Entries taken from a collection

------

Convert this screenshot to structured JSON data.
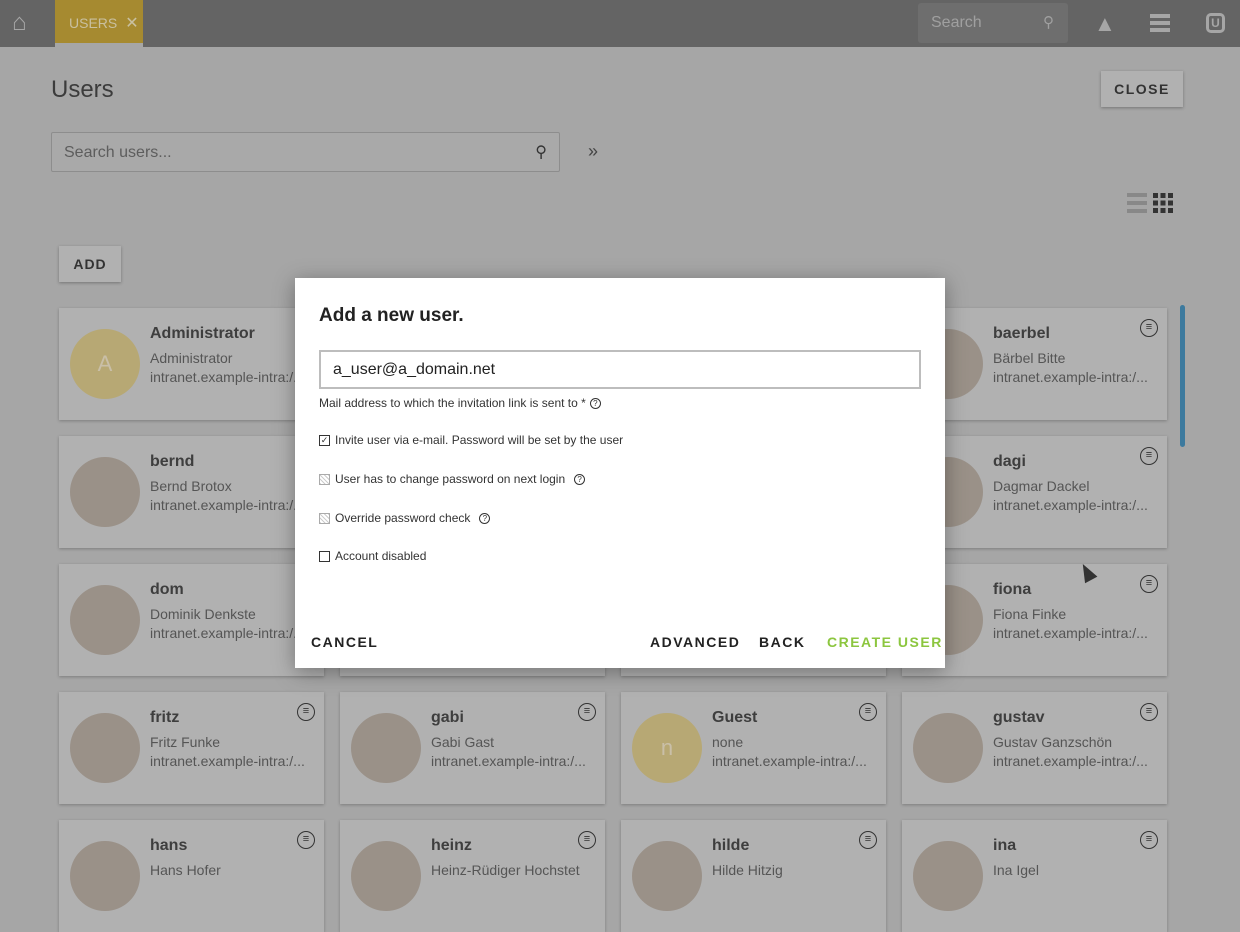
{
  "topbar": {
    "home_icon": "home-icon",
    "tab_label": "USERS",
    "tab_close": "✕",
    "search_placeholder": "Search",
    "icons": [
      "bell-icon",
      "menu-icon",
      "user-menu-icon"
    ],
    "tab_color": "#a68a30"
  },
  "page": {
    "title": "Users",
    "close_label": "CLOSE",
    "search_placeholder": "Search users...",
    "expand_label": "»",
    "add_label": "ADD"
  },
  "cards": [
    {
      "name": "Administrator",
      "full": "Administrator",
      "url": "intranet.example-intra:/...",
      "letter": "A"
    },
    {},
    {},
    {
      "name": "baerbel",
      "full": "Bärbel Bitte",
      "url": "intranet.example-intra:/..."
    },
    {
      "name": "bernd",
      "full": "Bernd Brotox",
      "url": "intranet.example-intra:/..."
    },
    {},
    {},
    {
      "name": "dagi",
      "full": "Dagmar Dackel",
      "url": "intranet.example-intra:/..."
    },
    {
      "name": "dom",
      "full": "Dominik Denkste",
      "url": "intranet.example-intra:/..."
    },
    {},
    {},
    {
      "name": "fiona",
      "full": "Fiona Finke",
      "url": "intranet.example-intra:/..."
    },
    {
      "name": "fritz",
      "full": "Fritz Funke",
      "url": "intranet.example-intra:/..."
    },
    {
      "name": "gabi",
      "full": "Gabi Gast",
      "url": "intranet.example-intra:/..."
    },
    {
      "name": "Guest",
      "full": "none",
      "url": "intranet.example-intra:/...",
      "letter": "n"
    },
    {
      "name": "gustav",
      "full": "Gustav Ganzschön",
      "url": "intranet.example-intra:/..."
    },
    {
      "name": "hans",
      "full": "Hans Hofer",
      "url": ""
    },
    {
      "name": "heinz",
      "full": "Heinz-Rüdiger Hochstet",
      "url": ""
    },
    {
      "name": "hilde",
      "full": "Hilde Hitzig",
      "url": ""
    },
    {
      "name": "ina",
      "full": "Ina Igel",
      "url": ""
    }
  ],
  "dialog": {
    "title": "Add a new user.",
    "email_value": "a_user@a_domain.net",
    "email_hint": "Mail address to which the invitation link is sent to *",
    "options": [
      {
        "label": "Invite user via e-mail. Password will be set by the user",
        "state": "checked",
        "help": false
      },
      {
        "label": "User has to change password on next login",
        "state": "disabled-checked",
        "help": true
      },
      {
        "label": "Override password check",
        "state": "disabled-checked",
        "help": true
      },
      {
        "label": "Account disabled",
        "state": "unchecked",
        "help": false
      }
    ],
    "cancel": "CANCEL",
    "advanced": "ADVANCED",
    "back": "BACK",
    "create": "CREATE USER",
    "create_color": "#8cc63f"
  }
}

------

Exercise brief
Pick out and copy every line that contains the word "Administrator".

Exercise answer
      "name": "Administrator",
      "full": "Administrator",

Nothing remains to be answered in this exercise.